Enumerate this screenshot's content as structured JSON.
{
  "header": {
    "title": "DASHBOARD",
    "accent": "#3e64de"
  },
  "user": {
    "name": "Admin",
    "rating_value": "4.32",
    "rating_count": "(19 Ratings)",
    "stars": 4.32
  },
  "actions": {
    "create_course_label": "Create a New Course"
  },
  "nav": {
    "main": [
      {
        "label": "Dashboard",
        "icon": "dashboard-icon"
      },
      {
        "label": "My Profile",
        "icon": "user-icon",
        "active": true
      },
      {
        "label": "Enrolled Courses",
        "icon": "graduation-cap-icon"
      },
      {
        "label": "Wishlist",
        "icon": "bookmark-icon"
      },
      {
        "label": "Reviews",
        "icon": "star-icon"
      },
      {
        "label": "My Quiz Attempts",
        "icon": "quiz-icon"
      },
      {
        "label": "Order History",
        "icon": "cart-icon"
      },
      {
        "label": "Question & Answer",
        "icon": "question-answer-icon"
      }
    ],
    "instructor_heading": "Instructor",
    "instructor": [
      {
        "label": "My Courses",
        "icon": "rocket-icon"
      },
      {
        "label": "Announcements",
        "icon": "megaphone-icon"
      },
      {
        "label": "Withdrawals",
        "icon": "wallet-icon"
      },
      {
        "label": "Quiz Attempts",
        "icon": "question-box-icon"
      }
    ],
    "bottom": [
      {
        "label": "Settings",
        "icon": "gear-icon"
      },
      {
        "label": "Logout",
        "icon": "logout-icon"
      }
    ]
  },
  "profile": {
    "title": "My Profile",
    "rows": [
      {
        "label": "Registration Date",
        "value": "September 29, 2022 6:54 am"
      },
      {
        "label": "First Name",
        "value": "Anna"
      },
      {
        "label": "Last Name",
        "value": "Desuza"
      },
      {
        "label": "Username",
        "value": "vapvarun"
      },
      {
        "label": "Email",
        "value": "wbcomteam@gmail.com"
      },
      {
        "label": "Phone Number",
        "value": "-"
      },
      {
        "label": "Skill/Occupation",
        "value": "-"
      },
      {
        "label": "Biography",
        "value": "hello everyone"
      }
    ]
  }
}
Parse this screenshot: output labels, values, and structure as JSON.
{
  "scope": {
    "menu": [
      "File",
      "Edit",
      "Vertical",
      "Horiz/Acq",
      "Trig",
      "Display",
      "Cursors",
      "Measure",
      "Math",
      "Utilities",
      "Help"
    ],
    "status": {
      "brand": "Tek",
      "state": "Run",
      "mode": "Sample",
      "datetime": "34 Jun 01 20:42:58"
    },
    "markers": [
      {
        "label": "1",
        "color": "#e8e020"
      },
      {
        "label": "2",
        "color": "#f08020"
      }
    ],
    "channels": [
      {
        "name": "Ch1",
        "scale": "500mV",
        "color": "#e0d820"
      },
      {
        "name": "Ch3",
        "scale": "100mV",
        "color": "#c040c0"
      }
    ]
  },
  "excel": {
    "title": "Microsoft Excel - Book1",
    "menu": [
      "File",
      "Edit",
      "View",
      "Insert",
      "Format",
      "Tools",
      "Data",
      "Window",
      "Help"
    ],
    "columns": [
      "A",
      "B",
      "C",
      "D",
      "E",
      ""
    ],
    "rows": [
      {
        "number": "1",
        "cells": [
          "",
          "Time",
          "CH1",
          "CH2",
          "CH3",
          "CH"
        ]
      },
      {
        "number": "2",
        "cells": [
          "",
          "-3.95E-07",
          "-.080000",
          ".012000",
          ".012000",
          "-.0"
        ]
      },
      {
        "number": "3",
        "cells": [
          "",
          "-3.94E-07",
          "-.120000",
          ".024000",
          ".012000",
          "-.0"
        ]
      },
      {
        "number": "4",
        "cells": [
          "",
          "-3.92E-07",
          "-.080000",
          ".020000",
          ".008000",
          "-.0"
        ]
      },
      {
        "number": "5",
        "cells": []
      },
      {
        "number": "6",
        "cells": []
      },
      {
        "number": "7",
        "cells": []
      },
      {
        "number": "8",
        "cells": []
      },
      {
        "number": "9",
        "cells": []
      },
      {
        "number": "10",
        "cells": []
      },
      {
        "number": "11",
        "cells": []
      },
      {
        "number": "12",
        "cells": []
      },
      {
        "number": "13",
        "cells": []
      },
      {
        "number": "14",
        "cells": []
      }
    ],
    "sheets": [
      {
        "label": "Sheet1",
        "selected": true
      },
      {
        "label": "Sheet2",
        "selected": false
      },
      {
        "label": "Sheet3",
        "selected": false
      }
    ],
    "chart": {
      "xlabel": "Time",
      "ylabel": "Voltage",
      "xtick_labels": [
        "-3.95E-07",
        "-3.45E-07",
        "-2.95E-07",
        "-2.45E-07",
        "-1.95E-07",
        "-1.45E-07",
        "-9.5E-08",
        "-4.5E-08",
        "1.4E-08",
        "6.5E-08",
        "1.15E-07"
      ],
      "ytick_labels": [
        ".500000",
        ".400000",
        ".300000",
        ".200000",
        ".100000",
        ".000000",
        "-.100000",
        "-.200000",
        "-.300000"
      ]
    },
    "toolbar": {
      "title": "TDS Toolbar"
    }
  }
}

________________________________________

> Job
From the records above, copy every line that holds the word "title".

> Output for this task
    "title": "DASHBOARD",
    "title": "My Profile",
    "title": "Microsoft Excel - Book1",
      "title": "TDS Toolbar"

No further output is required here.